• _The exercise_: Wherever the string "Importação" appears in the listing, copy that line.

** START **

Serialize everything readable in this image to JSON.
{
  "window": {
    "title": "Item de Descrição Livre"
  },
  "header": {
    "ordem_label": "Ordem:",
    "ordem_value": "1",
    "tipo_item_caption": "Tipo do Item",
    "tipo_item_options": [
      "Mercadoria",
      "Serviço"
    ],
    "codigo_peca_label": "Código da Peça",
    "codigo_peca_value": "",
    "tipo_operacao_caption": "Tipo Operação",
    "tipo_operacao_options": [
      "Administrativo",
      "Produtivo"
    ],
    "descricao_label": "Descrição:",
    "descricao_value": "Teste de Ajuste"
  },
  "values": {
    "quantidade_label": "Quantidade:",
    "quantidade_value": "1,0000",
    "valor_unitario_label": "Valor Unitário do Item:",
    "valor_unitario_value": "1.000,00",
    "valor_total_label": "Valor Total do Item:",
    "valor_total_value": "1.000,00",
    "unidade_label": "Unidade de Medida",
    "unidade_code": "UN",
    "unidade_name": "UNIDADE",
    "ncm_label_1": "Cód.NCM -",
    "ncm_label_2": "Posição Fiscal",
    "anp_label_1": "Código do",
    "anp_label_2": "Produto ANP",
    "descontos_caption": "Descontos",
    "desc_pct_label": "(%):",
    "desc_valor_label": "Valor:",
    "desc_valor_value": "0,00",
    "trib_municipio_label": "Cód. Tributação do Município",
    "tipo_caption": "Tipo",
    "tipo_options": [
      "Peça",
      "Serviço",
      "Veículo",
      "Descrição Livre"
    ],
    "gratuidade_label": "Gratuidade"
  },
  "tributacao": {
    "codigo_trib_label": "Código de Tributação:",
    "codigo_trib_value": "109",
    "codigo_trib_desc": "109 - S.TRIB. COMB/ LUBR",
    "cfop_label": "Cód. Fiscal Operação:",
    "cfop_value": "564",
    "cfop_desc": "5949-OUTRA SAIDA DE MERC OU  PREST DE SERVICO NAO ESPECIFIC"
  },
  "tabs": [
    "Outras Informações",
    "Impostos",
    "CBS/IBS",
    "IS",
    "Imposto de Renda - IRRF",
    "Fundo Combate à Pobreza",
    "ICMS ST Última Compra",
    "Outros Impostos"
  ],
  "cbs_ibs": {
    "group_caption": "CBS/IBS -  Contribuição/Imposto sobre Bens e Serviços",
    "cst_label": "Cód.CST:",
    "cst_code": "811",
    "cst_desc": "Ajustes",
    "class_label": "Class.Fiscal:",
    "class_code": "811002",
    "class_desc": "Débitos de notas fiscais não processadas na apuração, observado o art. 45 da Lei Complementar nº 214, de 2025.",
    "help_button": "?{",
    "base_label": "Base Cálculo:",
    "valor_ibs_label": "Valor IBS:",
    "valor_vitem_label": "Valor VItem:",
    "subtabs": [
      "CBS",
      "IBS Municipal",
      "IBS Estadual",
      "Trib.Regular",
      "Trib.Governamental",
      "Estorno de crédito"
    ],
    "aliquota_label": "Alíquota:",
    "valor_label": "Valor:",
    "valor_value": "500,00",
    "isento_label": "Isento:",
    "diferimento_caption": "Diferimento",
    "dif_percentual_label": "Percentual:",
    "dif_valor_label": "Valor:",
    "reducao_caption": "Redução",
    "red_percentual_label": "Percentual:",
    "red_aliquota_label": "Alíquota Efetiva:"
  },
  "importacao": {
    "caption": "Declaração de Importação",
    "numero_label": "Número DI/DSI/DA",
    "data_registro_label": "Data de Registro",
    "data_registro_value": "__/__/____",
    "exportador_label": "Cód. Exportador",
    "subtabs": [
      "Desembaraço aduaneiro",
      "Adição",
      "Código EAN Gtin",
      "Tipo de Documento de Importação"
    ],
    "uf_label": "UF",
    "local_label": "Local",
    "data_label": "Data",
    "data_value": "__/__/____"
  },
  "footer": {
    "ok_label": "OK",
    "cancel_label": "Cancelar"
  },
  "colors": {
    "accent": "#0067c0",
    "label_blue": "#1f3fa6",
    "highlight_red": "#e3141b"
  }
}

** END **

• _Answer to the problem_:
    "caption": "Declaração de Importação",
      "Tipo de Documento de Importação"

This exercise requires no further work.